[Saved data entries]
------------------------------

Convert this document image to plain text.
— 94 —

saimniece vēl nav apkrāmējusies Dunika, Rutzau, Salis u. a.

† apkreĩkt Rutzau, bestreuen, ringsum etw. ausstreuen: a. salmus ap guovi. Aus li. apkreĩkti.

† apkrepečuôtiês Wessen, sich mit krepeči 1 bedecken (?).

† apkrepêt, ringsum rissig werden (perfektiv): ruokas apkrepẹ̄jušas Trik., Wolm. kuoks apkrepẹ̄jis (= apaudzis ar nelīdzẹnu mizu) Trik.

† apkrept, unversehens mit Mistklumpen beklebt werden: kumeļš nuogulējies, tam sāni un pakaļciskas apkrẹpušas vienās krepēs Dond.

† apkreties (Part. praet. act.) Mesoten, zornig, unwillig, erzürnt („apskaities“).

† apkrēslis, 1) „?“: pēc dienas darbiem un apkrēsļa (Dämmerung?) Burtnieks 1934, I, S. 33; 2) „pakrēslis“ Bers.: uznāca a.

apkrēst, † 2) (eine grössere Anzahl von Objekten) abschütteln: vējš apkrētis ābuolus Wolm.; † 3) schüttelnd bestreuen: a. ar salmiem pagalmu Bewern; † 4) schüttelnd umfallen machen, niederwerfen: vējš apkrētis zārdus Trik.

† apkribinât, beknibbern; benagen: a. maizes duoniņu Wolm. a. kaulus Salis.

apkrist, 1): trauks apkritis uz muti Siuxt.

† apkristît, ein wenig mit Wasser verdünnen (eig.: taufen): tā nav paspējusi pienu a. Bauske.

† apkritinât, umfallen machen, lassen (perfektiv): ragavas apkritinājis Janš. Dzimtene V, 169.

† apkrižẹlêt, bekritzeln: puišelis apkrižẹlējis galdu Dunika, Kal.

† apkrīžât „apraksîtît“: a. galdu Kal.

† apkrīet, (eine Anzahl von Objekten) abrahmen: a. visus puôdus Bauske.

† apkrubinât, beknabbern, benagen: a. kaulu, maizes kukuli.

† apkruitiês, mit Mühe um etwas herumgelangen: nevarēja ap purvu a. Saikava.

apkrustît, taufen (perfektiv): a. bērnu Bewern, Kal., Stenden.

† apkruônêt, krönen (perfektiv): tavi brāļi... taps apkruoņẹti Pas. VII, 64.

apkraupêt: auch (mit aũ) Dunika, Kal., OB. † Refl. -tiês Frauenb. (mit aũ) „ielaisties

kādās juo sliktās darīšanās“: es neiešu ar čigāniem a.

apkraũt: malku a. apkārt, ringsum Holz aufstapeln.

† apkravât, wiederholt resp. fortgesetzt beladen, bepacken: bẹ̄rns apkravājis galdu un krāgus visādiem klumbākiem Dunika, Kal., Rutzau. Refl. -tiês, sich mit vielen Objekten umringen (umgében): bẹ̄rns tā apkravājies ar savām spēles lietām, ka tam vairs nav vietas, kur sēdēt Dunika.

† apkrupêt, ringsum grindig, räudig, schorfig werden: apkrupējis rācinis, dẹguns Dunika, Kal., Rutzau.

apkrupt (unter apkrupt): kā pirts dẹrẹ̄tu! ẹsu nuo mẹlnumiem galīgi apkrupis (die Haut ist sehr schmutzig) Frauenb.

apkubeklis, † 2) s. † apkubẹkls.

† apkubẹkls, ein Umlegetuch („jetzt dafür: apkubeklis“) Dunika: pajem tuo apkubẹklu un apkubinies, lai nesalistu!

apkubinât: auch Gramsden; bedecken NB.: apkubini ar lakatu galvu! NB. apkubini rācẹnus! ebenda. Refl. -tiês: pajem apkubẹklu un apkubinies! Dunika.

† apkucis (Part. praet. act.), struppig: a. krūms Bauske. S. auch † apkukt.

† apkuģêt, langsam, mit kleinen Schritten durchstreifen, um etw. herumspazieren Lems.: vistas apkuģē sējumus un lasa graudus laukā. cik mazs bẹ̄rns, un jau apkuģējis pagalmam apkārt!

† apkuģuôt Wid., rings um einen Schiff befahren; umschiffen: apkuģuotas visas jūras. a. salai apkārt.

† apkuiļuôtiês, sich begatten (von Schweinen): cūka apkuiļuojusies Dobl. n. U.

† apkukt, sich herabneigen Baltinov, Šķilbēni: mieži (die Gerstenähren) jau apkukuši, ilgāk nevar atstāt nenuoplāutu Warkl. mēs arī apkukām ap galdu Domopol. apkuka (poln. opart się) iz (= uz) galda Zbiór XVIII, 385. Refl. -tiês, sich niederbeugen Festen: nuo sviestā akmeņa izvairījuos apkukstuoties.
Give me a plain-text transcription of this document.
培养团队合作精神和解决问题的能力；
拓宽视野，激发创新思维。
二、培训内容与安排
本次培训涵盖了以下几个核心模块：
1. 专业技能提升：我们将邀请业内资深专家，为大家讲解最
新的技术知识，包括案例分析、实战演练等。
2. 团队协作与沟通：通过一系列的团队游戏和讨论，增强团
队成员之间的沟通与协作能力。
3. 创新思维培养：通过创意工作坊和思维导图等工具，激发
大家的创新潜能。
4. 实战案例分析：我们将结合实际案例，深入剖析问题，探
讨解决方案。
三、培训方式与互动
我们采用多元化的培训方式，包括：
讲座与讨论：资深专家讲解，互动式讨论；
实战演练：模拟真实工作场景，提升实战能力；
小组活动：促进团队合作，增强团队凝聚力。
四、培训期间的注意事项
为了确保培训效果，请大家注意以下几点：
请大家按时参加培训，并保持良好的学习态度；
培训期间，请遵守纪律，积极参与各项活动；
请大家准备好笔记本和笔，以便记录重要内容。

------------------------------

REQUIREMENTS: Copy out the whole listing, exactly as written.

COMPLETE ANSWER:
Convert this document image to plain text.
— 94 —

saimniece vēl nav apkrāmējusies Dunika, Rutzau, Salis u. a.

† apkreĩkt Rutzau, bestreuen, ringsum etw. ausstreuen: a. salmus ap guovi. Aus li. apkreĩkti.

† apkrepečuôtiês Wessen, sich mit krepeči 1 bedecken (?).

† apkrepêt, ringsum rissig werden (perfektiv): ruokas apkrepẹ̄jušas Trik., Wolm. kuoks apkrepẹ̄jis (= apaudzis ar nelīdzẹnu mizu) Trik.

† apkrept, unversehens mit Mistklumpen beklebt werden: kumeļš nuogulējies, tam sāni un pakaļciskas apkrẹpušas vienās krepēs Dond.

† apkreties (Part. praet. act.) Mesoten, zornig, unwillig, erzürnt („apskaities“).

† apkrēslis, 1) „?“: pēc dienas darbiem un apkrēsļa (Dämmerung?) Burtnieks 1934, I, S. 33; 2) „pakrēslis“ Bers.: uznāca a.

apkrēst, † 2) (eine grössere Anzahl von Objekten) abschütteln: vējš apkrētis ābuolus Wolm.; † 3) schüttelnd bestreuen: a. ar salmiem pagalmu Bewern; † 4) schüttelnd umfallen machen, niederwerfen: vējš apkrētis zārdus Trik.

† apkribinât, beknibbern; benagen: a. maizes duoniņu Wolm. a. kaulus Salis.

apkrist, 1): trauks apkritis uz muti Siuxt.

† apkristît, ein wenig mit Wasser verdünnen (eig.: taufen): tā nav paspējusi pienu a. Bauske.

† apkritinât, umfallen machen, lassen (perfektiv): ragavas apkritinājis Janš. Dzimtene V, 169.

† apkrižẹlêt, bekritzeln: puišelis apkrižẹlējis galdu Dunika, Kal.

† apkrīžât „apraksîtît“: a. galdu Kal.

† apkrīet, (eine Anzahl von Objekten) abrahmen: a. visus puôdus Bauske.

† apkrubinât, beknabbern, benagen: a. kaulu, maizes kukuli.

† apkruitiês, mit Mühe um etwas herumgelangen: nevarēja ap purvu a. Saikava.

apkrustît, taufen (perfektiv): a. bērnu Bewern, Kal., Stenden.

† apkruônêt, krönen (perfektiv): tavi brāļi... taps apkruoņẹti Pas. VII, 64.

apkraupêt: auch (mit aũ) Dunika, Kal., OB. † Refl. -tiês Frauenb. (mit aũ) „ielaisties

kādās juo sliktās darīšanās“: es neiešu ar čigāniem a.

apkraũt: malku a. apkārt, ringsum Holz aufstapeln.

† apkravât, wiederholt resp. fortgesetzt beladen, bepacken: bẹ̄rns apkravājis galdu un krāgus visādiem klumbākiem Dunika, Kal., Rutzau. Refl. -tiês, sich mit vielen Objekten umringen (umgében): bẹ̄rns tā apkravājies ar savām spēles lietām, ka tam vairs nav vietas, kur sēdēt Dunika.

† apkrupêt, ringsum grindig, räudig, schorfig werden: apkrupējis rācinis, dẹguns Dunika, Kal., Rutzau.

apkrupt (unter apkrupt): kā pirts dẹrẹ̄tu! ẹsu nuo mẹlnumiem galīgi apkrupis (die Haut ist sehr schmutzig) Frauenb.

apkubeklis, † 2) s. † apkubẹkls.

† apkubẹkls, ein Umlegetuch („jetzt dafür: apkubeklis“) Dunika: pajem tuo apkubẹklu un apkubinies, lai nesalistu!

apkubinât: auch Gramsden; bedecken NB.: apkubini ar lakatu galvu! NB. apkubini rācẹnus! ebenda. Refl. -tiês: pajem apkubẹklu un apkubinies! Dunika.

† apkucis (Part. praet. act.), struppig: a. krūms Bauske. S. auch † apkukt.

† apkuģêt, langsam, mit kleinen Schritten durchstreifen, um etw. herumspazieren Lems.: vistas apkuģē sējumus un lasa graudus laukā. cik mazs bẹ̄rns, un jau apkuģējis pagalmam apkārt!

† apkuģuôt Wid., rings um einen Schiff befahren; umschiffen: apkuģuotas visas jūras. a. salai apkārt.

† apkuiļuôtiês, sich begatten (von Schweinen): cūka apkuiļuojusies Dobl. n. U.

† apkukt, sich herabneigen Baltinov, Šķilbēni: mieži (die Gerstenähren) jau apkukuši, ilgāk nevar atstāt nenuoplāutu Warkl. mēs arī apkukām ap galdu Domopol. apkuka (poln. opart się) iz (= uz) galda Zbiór XVIII, 385. Refl. -tiês, sich niederbeugen Festen: nuo sviestā akmeņa izvairījuos apkukstuoties.
Give me a plain-text transcription of this document.
培养团队合作精神和解决问题的能力；
拓宽视野，激发创新思维。
二、培训内容与安排
本次培训涵盖了以下几个核心模块：
1. 专业技能提升：我们将邀请业内资深专家，为大家讲解最
新的技术知识，包括案例分析、实战演练等。
2. 团队协作与沟通：通过一系列的团队游戏和讨论，增强团
队成员之间的沟通与协作能力。
3. 创新思维培养：通过创意工作坊和思维导图等工具，激发
大家的创新潜能。
4. 实战案例分析：我们将结合实际案例，深入剖析问题，探
讨解决方案。
三、培训方式与互动
我们采用多元化的培训方式，包括：
讲座与讨论：资深专家讲解，互动式讨论；
实战演练：模拟真实工作场景，提升实战能力；
小组活动：促进团队合作，增强团队凝聚力。
四、培训期间的注意事项
为了确保培训效果，请大家注意以下几点：
请大家按时参加培训，并保持良好的学习态度；
培训期间，请遵守纪律，积极参与各项活动；
请大家准备好笔记本和笔，以便记录重要内容。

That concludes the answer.